== SET TASK A ==
Answer these questions from the currency crisis text, one answer per line, marked the same way:
(i) What tariff rate did the U.S. set on Turkish steel?
(ii) Whom did Erdogan appoint as head of Turkey's central financial institution?
(iii) By what percentage did the Argentinian economy retract?

== TEXT TO READ ==
Fast forward to 2018
Today's developing countries' currency crisis is said to have been caused by a combination of bad policies, slumping commodity prices, a strong U.S. dollar, huge current account deficits and large borrowings of U.S. dollar- and Euro-dominated loans.
Turkish President Recep Tayyip Erdogan blamed the 40 percent lire depreciation on U.S. President Donald Trump for imposing heavy tariffs on steel (50 percent) and aluminum (20 percent), double those he imposed on other nations because the latter was “unhappy” with Ankara's detention of a pastor. The harsh tariffs reduced Turkish exports and economic growth, putting pressure on the country's financial system.
A street vendor sells traditional Turkish baked good "Simit" as people shop near the New Mosque area in Istanbul's Eminonu district on November 6, 2018. /VCG Photo

A street vendor sells traditional Turkish baked good "Simit" as people shop near the New Mosque area in Istanbul's Eminonu district on November 6, 2018. /VCG Photo

Others disagreed, saying that “ill-conceived” policies such as reducing interest rates amid 18 percent inflation was a contributing factor, triggering “hyperinflation” and currency depreciation made worse by a strong U.S. economy and Federal Reserve interest rate hikes.
Another causal factor might be concerns over Erdogan's control of the central bank, appointing his son-in-law as the head of the country's central financial institution, giving the perception of cronyism and supporting the president's unwise policies of lending money to nonviable businesses.
Whatever the reason, the dramatic fall of the lire is making it more difficult for Turkey to repay foreign currency-dominated loans, resulting in investors parking their money in U.S. dollars, Japanese Yen and Euros.
The Argentinian peso crisis
The Argentinian currency, plunging more than 50 percent against the greenback is because of inflation due to excessive finance assistance to huge trade and budgetary deficits, and fall in agriculture production due to a drought. The fall in agriculture production is in part responsible for the economy's retraction of 6.7 percent.

== GIVEN RECORDS ==
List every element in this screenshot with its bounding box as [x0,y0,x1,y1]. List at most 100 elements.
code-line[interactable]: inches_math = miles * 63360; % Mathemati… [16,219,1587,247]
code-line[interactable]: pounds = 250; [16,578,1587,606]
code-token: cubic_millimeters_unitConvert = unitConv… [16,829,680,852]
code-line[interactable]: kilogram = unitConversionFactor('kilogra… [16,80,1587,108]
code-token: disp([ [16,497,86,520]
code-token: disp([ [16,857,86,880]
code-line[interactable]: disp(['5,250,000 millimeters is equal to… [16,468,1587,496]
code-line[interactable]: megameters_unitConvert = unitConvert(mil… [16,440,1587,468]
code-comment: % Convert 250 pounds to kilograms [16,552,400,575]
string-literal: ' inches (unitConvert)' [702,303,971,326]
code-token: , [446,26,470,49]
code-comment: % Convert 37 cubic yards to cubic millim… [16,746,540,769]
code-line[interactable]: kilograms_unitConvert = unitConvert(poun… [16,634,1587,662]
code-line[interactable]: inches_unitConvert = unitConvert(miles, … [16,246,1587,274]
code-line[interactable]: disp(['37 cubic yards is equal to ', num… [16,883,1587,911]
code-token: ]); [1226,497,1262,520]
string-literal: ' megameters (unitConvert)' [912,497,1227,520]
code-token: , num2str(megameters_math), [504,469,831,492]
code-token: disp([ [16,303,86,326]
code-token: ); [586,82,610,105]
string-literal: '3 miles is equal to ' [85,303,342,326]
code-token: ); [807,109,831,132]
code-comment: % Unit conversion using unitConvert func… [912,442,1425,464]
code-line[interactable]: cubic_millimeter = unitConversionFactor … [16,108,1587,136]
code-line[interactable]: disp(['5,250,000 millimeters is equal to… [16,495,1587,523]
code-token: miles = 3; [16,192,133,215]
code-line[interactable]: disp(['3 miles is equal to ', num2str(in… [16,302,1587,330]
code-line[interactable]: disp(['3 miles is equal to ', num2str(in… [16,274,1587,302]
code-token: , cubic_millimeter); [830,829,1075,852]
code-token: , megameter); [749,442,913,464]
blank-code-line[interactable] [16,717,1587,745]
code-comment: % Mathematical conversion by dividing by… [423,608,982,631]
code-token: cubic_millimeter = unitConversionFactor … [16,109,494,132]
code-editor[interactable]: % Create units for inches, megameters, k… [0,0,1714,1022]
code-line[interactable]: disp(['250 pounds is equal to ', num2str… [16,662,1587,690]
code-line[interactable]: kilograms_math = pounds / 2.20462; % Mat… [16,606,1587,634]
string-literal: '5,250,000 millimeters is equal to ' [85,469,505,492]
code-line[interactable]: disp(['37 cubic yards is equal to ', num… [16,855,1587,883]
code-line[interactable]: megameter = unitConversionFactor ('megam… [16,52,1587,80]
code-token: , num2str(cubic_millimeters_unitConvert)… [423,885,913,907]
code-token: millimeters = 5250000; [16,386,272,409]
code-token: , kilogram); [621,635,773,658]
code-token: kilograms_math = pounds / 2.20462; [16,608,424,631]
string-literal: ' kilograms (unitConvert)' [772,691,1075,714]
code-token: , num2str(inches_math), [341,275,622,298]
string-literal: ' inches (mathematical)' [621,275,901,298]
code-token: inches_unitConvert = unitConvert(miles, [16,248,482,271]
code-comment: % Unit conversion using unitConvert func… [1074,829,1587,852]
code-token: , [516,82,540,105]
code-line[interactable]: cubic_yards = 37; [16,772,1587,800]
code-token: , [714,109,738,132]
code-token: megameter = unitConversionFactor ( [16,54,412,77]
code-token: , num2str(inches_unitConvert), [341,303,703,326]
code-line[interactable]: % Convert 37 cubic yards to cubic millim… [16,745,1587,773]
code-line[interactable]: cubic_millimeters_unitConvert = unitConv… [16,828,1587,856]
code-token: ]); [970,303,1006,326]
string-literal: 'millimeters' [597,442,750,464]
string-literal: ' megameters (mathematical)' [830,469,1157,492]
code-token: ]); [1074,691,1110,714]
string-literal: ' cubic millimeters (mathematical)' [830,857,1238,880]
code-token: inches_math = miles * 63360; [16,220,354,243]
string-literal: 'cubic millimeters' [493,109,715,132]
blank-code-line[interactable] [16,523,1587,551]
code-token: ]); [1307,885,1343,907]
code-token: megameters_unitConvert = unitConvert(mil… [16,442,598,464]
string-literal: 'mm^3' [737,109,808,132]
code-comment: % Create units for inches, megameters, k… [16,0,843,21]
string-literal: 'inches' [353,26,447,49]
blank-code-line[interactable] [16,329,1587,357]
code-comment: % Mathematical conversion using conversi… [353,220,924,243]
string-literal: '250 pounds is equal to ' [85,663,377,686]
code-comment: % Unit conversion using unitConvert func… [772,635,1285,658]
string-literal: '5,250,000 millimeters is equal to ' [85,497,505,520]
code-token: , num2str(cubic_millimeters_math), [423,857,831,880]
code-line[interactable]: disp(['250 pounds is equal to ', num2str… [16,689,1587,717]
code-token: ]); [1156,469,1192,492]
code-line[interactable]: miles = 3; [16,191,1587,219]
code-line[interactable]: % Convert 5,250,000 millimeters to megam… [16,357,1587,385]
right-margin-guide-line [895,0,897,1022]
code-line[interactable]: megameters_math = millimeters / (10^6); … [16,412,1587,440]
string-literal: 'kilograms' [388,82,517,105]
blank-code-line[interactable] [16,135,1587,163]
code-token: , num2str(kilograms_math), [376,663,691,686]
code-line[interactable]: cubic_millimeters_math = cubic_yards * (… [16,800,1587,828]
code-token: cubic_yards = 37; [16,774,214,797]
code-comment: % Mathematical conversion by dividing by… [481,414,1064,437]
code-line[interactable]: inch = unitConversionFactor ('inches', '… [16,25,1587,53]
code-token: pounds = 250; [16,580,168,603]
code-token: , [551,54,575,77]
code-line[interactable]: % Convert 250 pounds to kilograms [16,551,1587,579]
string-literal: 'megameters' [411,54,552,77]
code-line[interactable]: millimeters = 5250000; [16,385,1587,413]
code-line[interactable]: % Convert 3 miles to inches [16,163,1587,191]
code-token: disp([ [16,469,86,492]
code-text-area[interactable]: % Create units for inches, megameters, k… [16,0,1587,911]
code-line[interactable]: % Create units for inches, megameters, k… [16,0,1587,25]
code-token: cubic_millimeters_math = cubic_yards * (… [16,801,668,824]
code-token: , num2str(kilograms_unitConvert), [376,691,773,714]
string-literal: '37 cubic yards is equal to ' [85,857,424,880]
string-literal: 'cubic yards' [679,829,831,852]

== SET TASK B ==
Update the entries from the first one down through the line containing "unitConvert(miles, … [16,246,1587,274]", both ends included, changing "pounds" to "lbs" and leaving all else as it is. Return only those lines.

== CORRECT RESULT A ==
(i) 50 percent
(ii) His son-in-law
(iii) 6.7 percent

== CORRECT RESULT B ==
List every element in this screenshot with its bounding box as [x0,y0,x1,y1]. List at most 100 elements.
code-line[interactable]: inches_math = miles * 63360; % Mathemati… [16,219,1587,247]
code-line[interactable]: lbs = 250; [16,578,1587,606]
code-token: cubic_millimeters_unitConvert = unitConv… [16,829,680,852]
code-line[interactable]: kilogram = unitConversionFactor('kilogra… [16,80,1587,108]
code-token: disp([ [16,497,86,520]
code-token: disp([ [16,857,86,880]
code-line[interactable]: disp(['5,250,000 millimeters is equal to… [16,468,1587,496]
code-line[interactable]: megameters_unitConvert = unitConvert(mil… [16,440,1587,468]
code-comment: % Convert 250 lbs to kilograms [16,552,400,575]
string-literal: ' inches (unitConvert)' [702,303,971,326]
code-token: , [446,26,470,49]
code-comment: % Convert 37 cubic yards to cubic millim… [16,746,540,769]
code-line[interactable]: kilograms_unitConvert = unitConvert(poun… [16,634,1587,662]
code-line[interactable]: inches_unitConvert = unitConvert(miles, … [16,246,1587,274]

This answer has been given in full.